[begin Entries]

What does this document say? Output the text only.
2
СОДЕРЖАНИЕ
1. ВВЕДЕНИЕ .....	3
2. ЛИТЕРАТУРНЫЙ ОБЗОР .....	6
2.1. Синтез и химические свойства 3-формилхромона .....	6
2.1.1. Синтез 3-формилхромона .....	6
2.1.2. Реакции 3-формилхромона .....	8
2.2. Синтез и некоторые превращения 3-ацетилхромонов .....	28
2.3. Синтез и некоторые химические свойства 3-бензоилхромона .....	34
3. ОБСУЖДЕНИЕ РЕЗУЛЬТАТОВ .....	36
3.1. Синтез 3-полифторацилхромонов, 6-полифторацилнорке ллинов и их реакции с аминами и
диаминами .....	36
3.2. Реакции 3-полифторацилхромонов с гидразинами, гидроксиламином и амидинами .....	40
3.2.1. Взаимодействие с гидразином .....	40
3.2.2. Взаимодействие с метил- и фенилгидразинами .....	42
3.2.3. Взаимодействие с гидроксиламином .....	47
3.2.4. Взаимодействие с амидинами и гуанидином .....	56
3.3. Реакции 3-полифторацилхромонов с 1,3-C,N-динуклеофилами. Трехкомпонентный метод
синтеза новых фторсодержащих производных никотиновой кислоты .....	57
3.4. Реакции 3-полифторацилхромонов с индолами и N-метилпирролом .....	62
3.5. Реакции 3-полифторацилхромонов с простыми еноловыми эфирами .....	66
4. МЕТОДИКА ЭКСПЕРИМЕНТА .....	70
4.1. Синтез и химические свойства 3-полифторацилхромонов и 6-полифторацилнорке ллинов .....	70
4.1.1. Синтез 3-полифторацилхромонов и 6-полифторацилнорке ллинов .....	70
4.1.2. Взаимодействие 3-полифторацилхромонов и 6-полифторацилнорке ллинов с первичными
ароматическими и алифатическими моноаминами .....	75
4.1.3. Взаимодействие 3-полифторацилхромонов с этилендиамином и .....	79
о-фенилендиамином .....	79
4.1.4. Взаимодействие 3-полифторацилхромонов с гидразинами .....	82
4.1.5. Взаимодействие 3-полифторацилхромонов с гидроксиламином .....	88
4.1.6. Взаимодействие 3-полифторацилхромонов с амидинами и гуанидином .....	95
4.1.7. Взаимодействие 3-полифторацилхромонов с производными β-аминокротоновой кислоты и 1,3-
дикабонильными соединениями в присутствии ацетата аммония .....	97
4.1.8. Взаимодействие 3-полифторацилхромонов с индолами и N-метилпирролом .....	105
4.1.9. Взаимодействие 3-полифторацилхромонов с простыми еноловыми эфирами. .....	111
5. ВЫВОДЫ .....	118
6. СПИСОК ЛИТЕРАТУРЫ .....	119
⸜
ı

[end Entries]

- **Exercise description**
Transcribe every entry exactly.

- **Output of the exercise**
What does this document say? Output the text only.
2
СОДЕРЖАНИЕ
1. ВВЕДЕНИЕ .....	3
2. ЛИТЕРАТУРНЫЙ ОБЗОР .....	6
2.1. Синтез и химические свойства 3-формилхромона .....	6
2.1.1. Синтез 3-формилхромона .....	6
2.1.2. Реакции 3-формилхромона .....	8
2.2. Синтез и некоторые превращения 3-ацетилхромонов .....	28
2.3. Синтез и некоторые химические свойства 3-бензоилхромона .....	34
3. ОБСУЖДЕНИЕ РЕЗУЛЬТАТОВ .....	36
3.1. Синтез 3-полифторацилхромонов, 6-полифторацилнорке ллинов и их реакции с аминами и
диаминами .....	36
3.2. Реакции 3-полифторацилхромонов с гидразинами, гидроксиламином и амидинами .....	40
3.2.1. Взаимодействие с гидразином .....	40
3.2.2. Взаимодействие с метил- и фенилгидразинами .....	42
3.2.3. Взаимодействие с гидроксиламином .....	47
3.2.4. Взаимодействие с амидинами и гуанидином .....	56
3.3. Реакции 3-полифторацилхромонов с 1,3-C,N-динуклеофилами. Трехкомпонентный метод
синтеза новых фторсодержащих производных никотиновой кислоты .....	57
3.4. Реакции 3-полифторацилхромонов с индолами и N-метилпирролом .....	62
3.5. Реакции 3-полифторацилхромонов с простыми еноловыми эфирами .....	66
4. МЕТОДИКА ЭКСПЕРИМЕНТА .....	70
4.1. Синтез и химические свойства 3-полифторацилхромонов и 6-полифторацилнорке ллинов .....	70
4.1.1. Синтез 3-полифторацилхромонов и 6-полифторацилнорке ллинов .....	70
4.1.2. Взаимодействие 3-полифторацилхромонов и 6-полифторацилнорке ллинов с первичными
ароматическими и алифатическими моноаминами .....	75
4.1.3. Взаимодействие 3-полифторацилхромонов с этилендиамином и .....	79
о-фенилендиамином .....	79
4.1.4. Взаимодействие 3-полифторацилхромонов с гидразинами .....	82
4.1.5. Взаимодействие 3-полифторацилхромонов с гидроксиламином .....	88
4.1.6. Взаимодействие 3-полифторацилхромонов с амидинами и гуанидином .....	95
4.1.7. Взаимодействие 3-полифторацилхромонов с производными β-аминокротоновой кислоты и 1,3-
дикабонильными соединениями в присутствии ацетата аммония .....	97
4.1.8. Взаимодействие 3-полифторацилхромонов с индолами и N-метилпирролом .....	105
4.1.9. Взаимодействие 3-полифторацилхромонов с простыми еноловыми эфирами. .....	111
5. ВЫВОДЫ .....	118
6. СПИСОК ЛИТЕРАТУРЫ .....	119
⸜
ı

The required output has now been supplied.